**ENTRIES SHOWN:**
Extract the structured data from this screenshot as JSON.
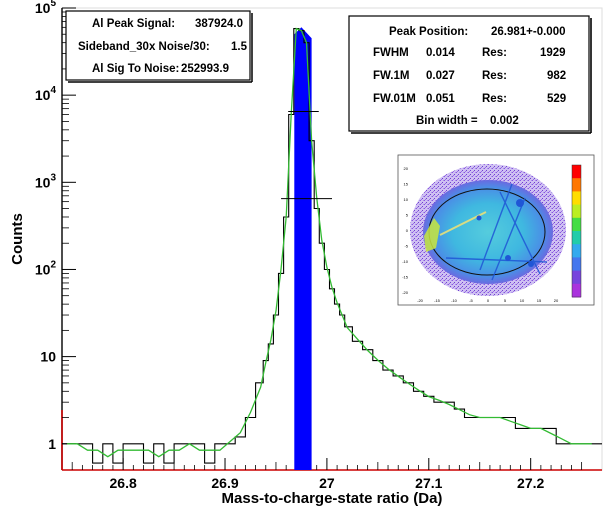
{
  "chart_data": {
    "type": "line",
    "xlabel": "Mass-to-charge-state ratio (Da)",
    "ylabel": "Counts",
    "xlim": [
      26.74,
      27.27
    ],
    "ylim": [
      0.5,
      100000
    ],
    "y_scale": "log",
    "grid": false,
    "x_ticks": [
      "26.8",
      "26.9",
      "27",
      "27.1",
      "27.2"
    ],
    "y_ticks": [
      "1",
      "10",
      "10^2",
      "10^3",
      "10^4",
      "10^5"
    ],
    "peak_window": [
      26.968,
      26.985
    ],
    "fwhm_level": 6500,
    "fw01m_level": 650,
    "colors": {
      "histogram": "#000000",
      "fit": "#33bb33",
      "peak_fill": "#0000ff",
      "axis_left": "#000000",
      "axis_bottom": "#cc0000"
    },
    "series": [
      {
        "x": [
          26.745,
          26.755,
          26.765,
          26.775,
          26.785,
          26.795,
          26.805,
          26.815,
          26.825,
          26.835,
          26.845,
          26.855,
          26.865,
          26.875,
          26.885,
          26.895,
          26.905,
          26.915,
          26.925,
          26.935,
          26.94,
          26.945,
          26.95,
          26.955,
          26.96,
          26.965,
          26.97,
          26.975,
          26.98,
          26.985,
          26.99,
          26.995,
          27.0,
          27.005,
          27.01,
          27.015,
          27.02,
          27.03,
          27.04,
          27.05,
          27.06,
          27.07,
          27.08,
          27.09,
          27.1,
          27.11,
          27.12,
          27.13,
          27.14,
          27.15,
          27.16,
          27.17,
          27.18,
          27.19,
          27.2,
          27.21,
          27.22,
          27.23,
          27.24,
          27.25,
          27.26
        ],
        "values": [
          1,
          1,
          1,
          0.6,
          1,
          0.6,
          1,
          1,
          0.6,
          1,
          0.6,
          1,
          1,
          1,
          0.6,
          1,
          1,
          1.2,
          2,
          5,
          9,
          14,
          30,
          90,
          400,
          6000,
          58000,
          55000,
          40000,
          3000,
          500,
          200,
          100,
          60,
          40,
          30,
          22,
          15,
          12,
          9,
          7,
          6,
          5,
          4,
          3.5,
          3,
          3,
          2.5,
          2,
          2,
          2,
          2,
          2,
          1.5,
          1.5,
          1.5,
          1.5,
          1,
          1,
          1,
          1
        ]
      }
    ]
  },
  "stats_left": [
    {
      "label": "Al Peak Signal:",
      "value": "387924.0"
    },
    {
      "label": "Sideband_30x Noise/30:",
      "value": "1.5"
    },
    {
      "label": "Al Sig To Noise:",
      "value": "252993.9"
    }
  ],
  "stats_right": {
    "peak_label": "Peak Position:",
    "peak_value": "26.981+-0.000",
    "rows": [
      {
        "name": "FWHM",
        "value": "0.014",
        "res_label": "Res:",
        "res": "1929"
      },
      {
        "name": "FW.1M",
        "value": "0.027",
        "res_label": "Res:",
        "res": "982"
      },
      {
        "name": "FW.01M",
        "value": "0.051",
        "res_label": "Res:",
        "res": "529"
      }
    ],
    "bin_label": "Bin width =",
    "bin_value": "0.002"
  },
  "inset": {
    "x_ticks": [
      "-20",
      "-15",
      "-10",
      "-5",
      "0",
      "5",
      "10",
      "15",
      "20"
    ],
    "y_ticks": [
      "20",
      "15",
      "10",
      "5",
      "0",
      "-5",
      "-10",
      "-15",
      "-20"
    ],
    "colorbar_colors": [
      "#ff0000",
      "#ff7700",
      "#ffdd00",
      "#bbee22",
      "#44dd44",
      "#22ccaa",
      "#33aaee",
      "#4477ee",
      "#7744dd",
      "#aa33dd"
    ]
  }
}
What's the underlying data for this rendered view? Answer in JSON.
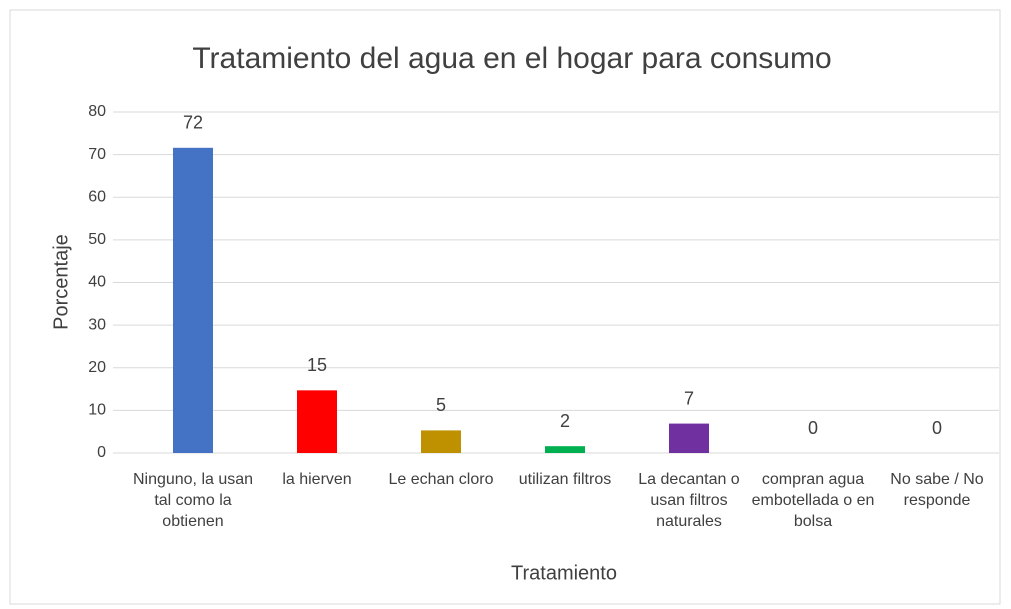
{
  "chart_data": {
    "type": "bar",
    "title": "Tratamiento del agua en el hogar para consumo",
    "x_label": "Tratamiento",
    "y_label": "Porcentaje",
    "categories": [
      "Ninguno, la usan tal como la obtienen",
      "la hierven",
      "Le echan cloro",
      "utilizan filtros",
      "La decantan o usan filtros naturales",
      "compran agua embotellada o en bolsa",
      "No sabe / No responde"
    ],
    "values": [
      71.6,
      14.7,
      5.3,
      1.6,
      6.9,
      0,
      0
    ],
    "value_labels": [
      "72",
      "15",
      "5",
      "2",
      "7",
      "0",
      "0"
    ],
    "colors": [
      "#4472c4",
      "#ff0000",
      "#bf9000",
      "#00b050",
      "#7030a0",
      "#ed7d31",
      "#a5a5a5"
    ],
    "ylim": [
      0,
      80
    ],
    "yticks": [
      0,
      10,
      20,
      30,
      40,
      50,
      60,
      70,
      80
    ],
    "grid": true
  }
}
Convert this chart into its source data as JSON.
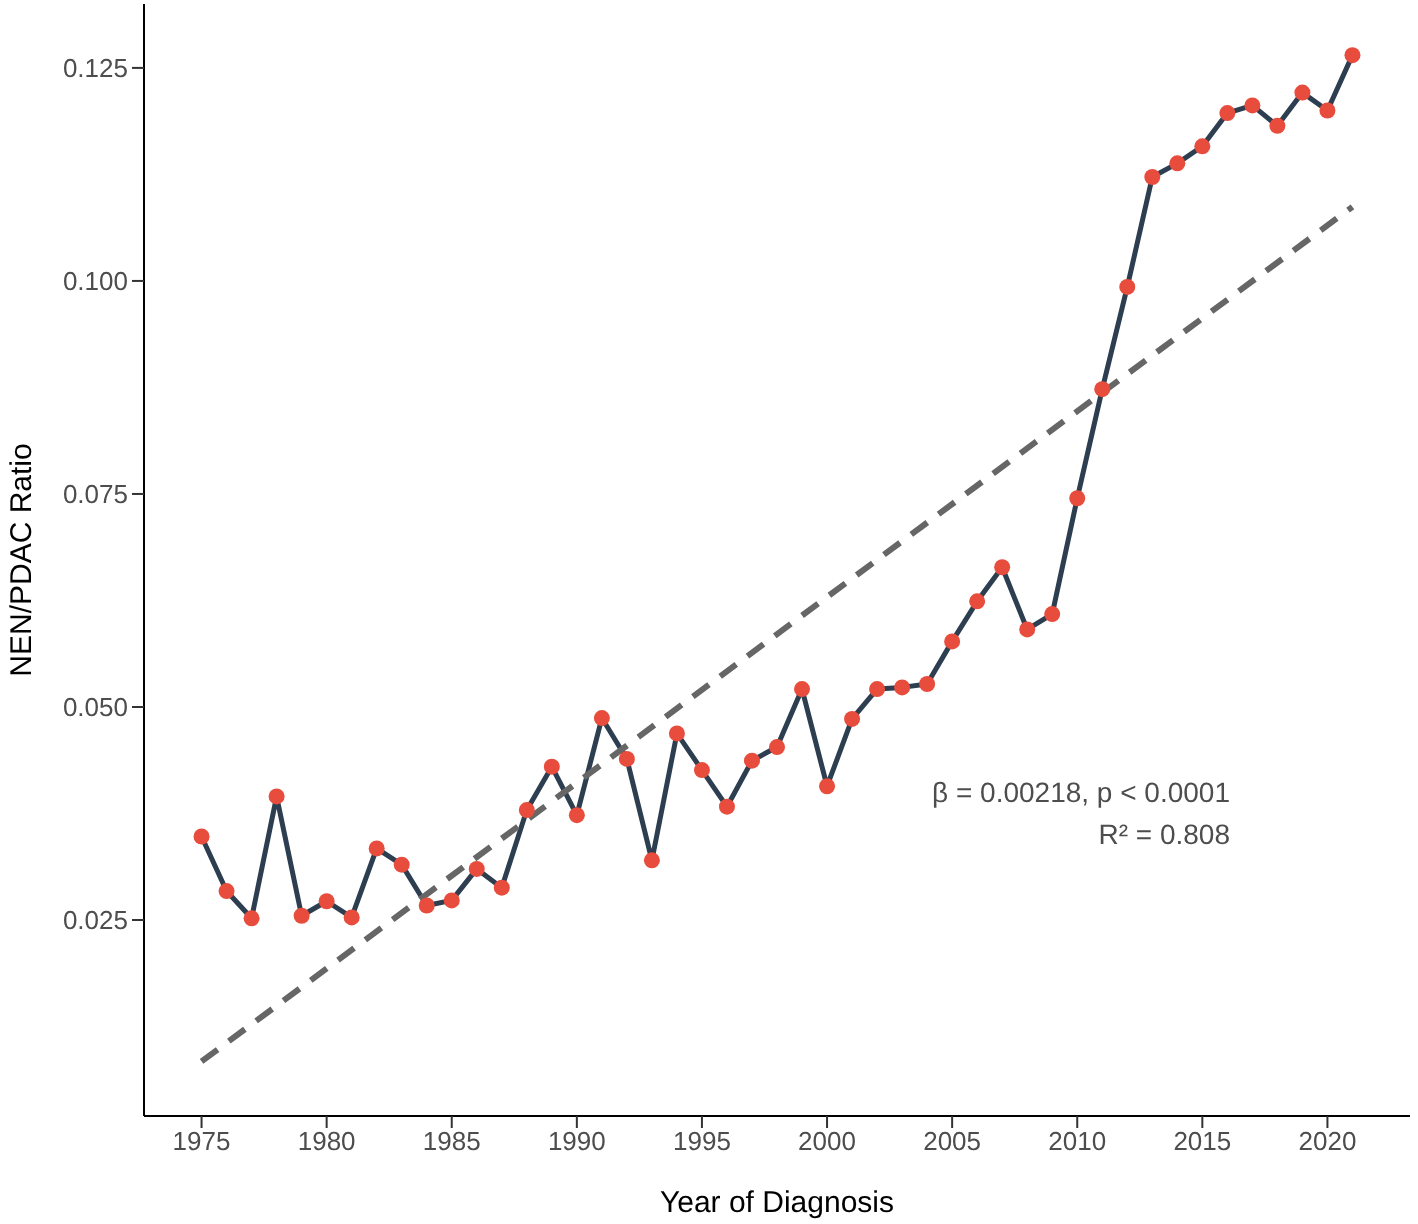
{
  "chart_data": {
    "type": "line",
    "xlabel": "Year of Diagnosis",
    "ylabel": "NEN/PDAC Ratio",
    "x": [
      1975,
      1976,
      1977,
      1978,
      1979,
      1980,
      1981,
      1982,
      1983,
      1984,
      1985,
      1986,
      1987,
      1988,
      1989,
      1990,
      1991,
      1992,
      1993,
      1994,
      1995,
      1996,
      1997,
      1998,
      1999,
      2000,
      2001,
      2002,
      2003,
      2004,
      2005,
      2006,
      2007,
      2008,
      2009,
      2010,
      2011,
      2012,
      2013,
      2014,
      2015,
      2016,
      2017,
      2018,
      2019,
      2020,
      2021
    ],
    "series": [
      {
        "color": "#2c3e50",
        "marker": "circle",
        "colors": [
          "#e74c3c",
          "#e74c3c",
          "#e74c3c",
          "#e74c3c",
          "#e74c3c",
          "#e74c3c",
          "#e74c3c",
          "#e74c3c",
          "#e74c3c",
          "#e74c3c",
          "#e74c3c",
          "#e74c3c",
          "#e74c3c",
          "#e74c3c",
          "#e74c3c",
          "#e74c3c",
          "#e74c3c",
          "#e74c3c",
          "#e74c3c",
          "#e74c3c",
          "#e74c3c",
          "#e74c3c",
          "#e74c3c",
          "#e74c3c",
          "#e74c3c",
          "#e74c3c",
          "#e74c3c",
          "#e74c3c",
          "#e74c3c",
          "#e74c3c",
          "#e74c3c",
          "#e74c3c",
          "#e74c3c",
          "#e74c3c",
          "#e74c3c",
          "#e74c3c",
          "#e74c3c",
          "#e74c3c",
          "#e74c3c",
          "#e74c3c",
          "#e74c3c",
          "#e74c3c",
          "#e74c3c",
          "#e74c3c",
          "#e74c3c",
          "#e74c3c",
          "#e74c3c"
        ],
        "values": [
          0.0348,
          0.0284,
          0.0252,
          0.0395,
          0.0255,
          0.0272,
          0.0253,
          0.0334,
          0.0315,
          0.0267,
          0.0273,
          0.031,
          0.0288,
          0.0379,
          0.043,
          0.0373,
          0.0487,
          0.0439,
          0.032,
          0.0469,
          0.0426,
          0.0383,
          0.0437,
          0.0453,
          0.0521,
          0.0407,
          0.0486,
          0.0521,
          0.0523,
          0.0527,
          0.0577,
          0.0624,
          0.0664,
          0.0591,
          0.0609,
          0.0745,
          0.0873,
          0.0993,
          0.1122,
          0.1138,
          0.1158,
          0.1197,
          0.1206,
          0.1182,
          0.1221,
          0.12,
          0.1265
        ]
      },
      {
        "type": "line",
        "x": [
          1975,
          2021
        ],
        "values": [
          0.0084,
          0.1087
        ],
        "color": "#666666",
        "line_style": "dashed",
        "marker": "none"
      }
    ],
    "xlim": [
      1972.7,
      2023.3
    ],
    "xticks": [
      1975,
      1980,
      1985,
      1990,
      1995,
      2000,
      2005,
      2010,
      2015,
      2020
    ],
    "ylim": [
      0.002,
      0.1325
    ],
    "yticks": [
      {
        "value": 0.025,
        "label": "0.025"
      },
      {
        "value": 0.05,
        "label": "0.050"
      },
      {
        "value": 0.075,
        "label": "0.075"
      },
      {
        "value": 0.1,
        "label": "0.100"
      },
      {
        "value": 0.125,
        "label": "0.125"
      }
    ],
    "grid": false,
    "annotations": [
      "β = 0.00218, p < 0.0001",
      "R² = 0.808"
    ]
  }
}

**DIRECTION:**
Copy every line above that includes the string "usan".

**SOLUTION FOR THIS EXERCISE:**
      "Ninguno, la usan tal como la obtienen",
      "La decantan o usan filtros naturales",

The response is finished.